> _STATED TASK_: Without including any pictures, write out the listing below exactly.

Data entries
======
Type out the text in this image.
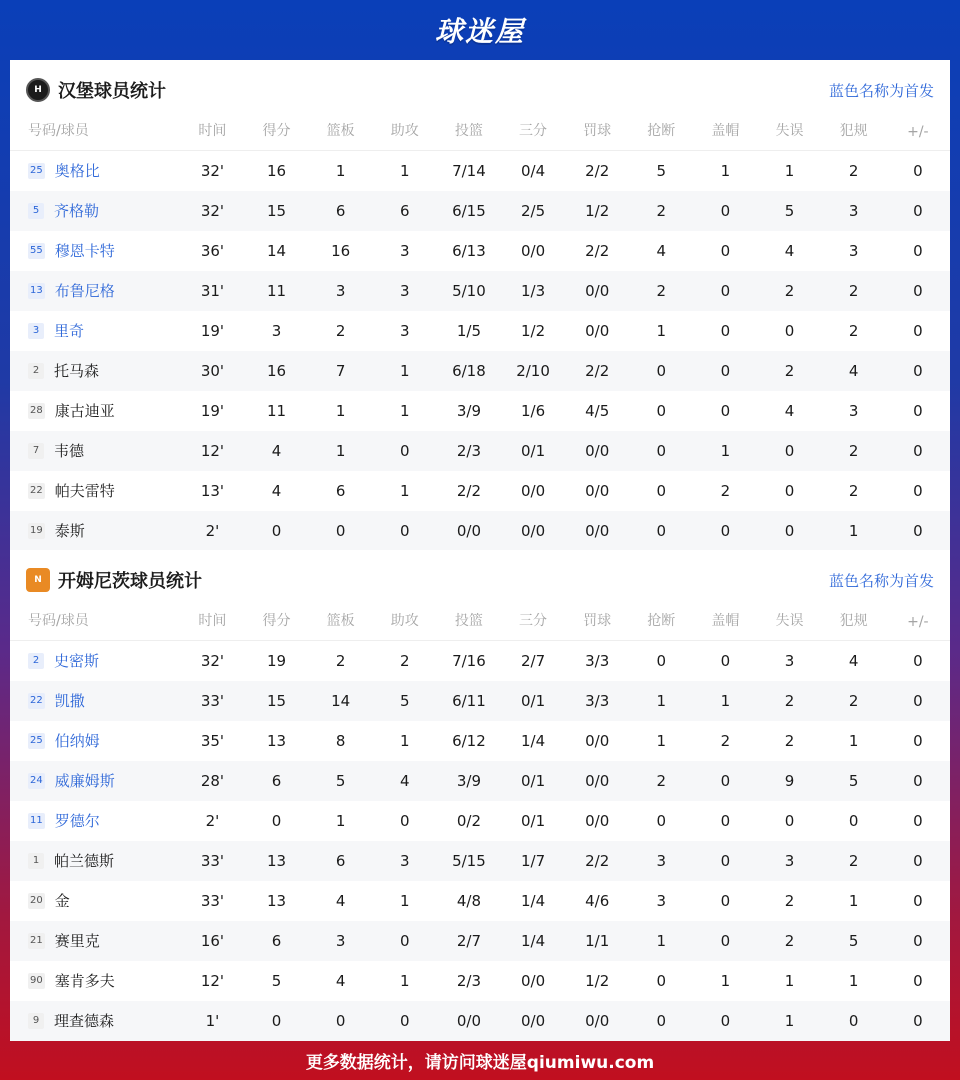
球迷屋
H 汉堡球员统计	蓝色名称为首发
号码/球员	时间	得分	篮板	助攻	投篮	三分	罚球	抢断	盖帽	失误	犯规	+/-
25 奥格比	32'	16	1	1	7/14	0/4	2/2	5	1	1	2	0
5 齐格勒	32'	15	6	6	6/15	2/5	1/2	2	0	5	3	0
55 穆恩卡特	36'	14	16	3	6/13	0/0	2/2	4	0	4	3	0
13 布鲁尼格	31'	11	3	3	5/10	1/3	0/0	2	0	2	2	0
3 里奇	19'	3	2	3	1/5	1/2	0/0	1	0	0	2	0
2 托马森	30'	16	7	1	6/18	2/10	2/2	0	0	2	4	0
28 康古迪亚	19'	11	1	1	3/9	1/6	4/5	0	0	4	3	0
7 韦德	12'	4	1	0	2/3	0/1	0/0	0	1	0	2	0
22 帕夫雷特	13'	4	6	1	2/2	0/0	0/0	0	2	0	2	0
19 泰斯	2'	0	0	0	0/0	0/0	0/0	0	0	0	1	0
N 开姆尼茨球员统计	蓝色名称为首发
号码/球员	时间	得分	篮板	助攻	投篮	三分	罚球	抢断	盖帽	失误	犯规	+/-
2 史密斯	32'	19	2	2	7/16	2/7	3/3	0	0	3	4	0
22 凯撒	33'	15	14	5	6/11	0/1	3/3	1	1	2	2	0
25 伯纳姆	35'	13	8	1	6/12	1/4	0/0	1	2	2	1	0
24 威廉姆斯	28'	6	5	4	3/9	0/1	0/0	2	0	9	5	0
11 罗德尔	2'	0	1	0	0/2	0/1	0/0	0	0	0	0	0
1 帕兰德斯	33'	13	6	3	5/15	1/7	2/2	3	0	3	2	0
20 金	33'	13	4	1	4/8	1/4	4/6	3	0	2	1	0
21 赛里克	16'	6	3	0	2/7	1/4	1/1	1	0	2	5	0
90 塞肯多夫	12'	5	4	1	2/3	0/0	1/2	0	1	1	1	0
9 理查德森	1'	0	0	0	0/0	0/0	0/0	0	0	1	0	0
更多数据统计，请访问球迷屋qiumiwu.com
======
> _RESULT OF THE EXERCISE_:
Type out the text in this image.
球迷屋
H 汉堡球员统计	蓝色名称为首发
号码/球员	时间	得分	篮板	助攻	投篮	三分	罚球	抢断	盖帽	失误	犯规	+/-
25 奥格比	32'	16	1	1	7/14	0/4	2/2	5	1	1	2	0
5 齐格勒	32'	15	6	6	6/15	2/5	1/2	2	0	5	3	0
55 穆恩卡特	36'	14	16	3	6/13	0/0	2/2	4	0	4	3	0
13 布鲁尼格	31'	11	3	3	5/10	1/3	0/0	2	0	2	2	0
3 里奇	19'	3	2	3	1/5	1/2	0/0	1	0	0	2	0
2 托马森	30'	16	7	1	6/18	2/10	2/2	0	0	2	4	0
28 康古迪亚	19'	11	1	1	3/9	1/6	4/5	0	0	4	3	0
7 韦德	12'	4	1	0	2/3	0/1	0/0	0	1	0	2	0
22 帕夫雷特	13'	4	6	1	2/2	0/0	0/0	0	2	0	2	0
19 泰斯	2'	0	0	0	0/0	0/0	0/0	0	0	0	1	0
N 开姆尼茨球员统计	蓝色名称为首发
号码/球员	时间	得分	篮板	助攻	投篮	三分	罚球	抢断	盖帽	失误	犯规	+/-
2 史密斯	32'	19	2	2	7/16	2/7	3/3	0	0	3	4	0
22 凯撒	33'	15	14	5	6/11	0/1	3/3	1	1	2	2	0
25 伯纳姆	35'	13	8	1	6/12	1/4	0/0	1	2	2	1	0
24 威廉姆斯	28'	6	5	4	3/9	0/1	0/0	2	0	9	5	0
11 罗德尔	2'	0	1	0	0/2	0/1	0/0	0	0	0	0	0
1 帕兰德斯	33'	13	6	3	5/15	1/7	2/2	3	0	3	2	0
20 金	33'	13	4	1	4/8	1/4	4/6	3	0	2	1	0
21 赛里克	16'	6	3	0	2/7	1/4	1/1	1	0	2	5	0
90 塞肯多夫	12'	5	4	1	2/3	0/0	1/2	0	1	1	1	0
9 理查德森	1'	0	0	0	0/0	0/0	0/0	0	0	1	0	0
更多数据统计，请访问球迷屋qiumiwu.com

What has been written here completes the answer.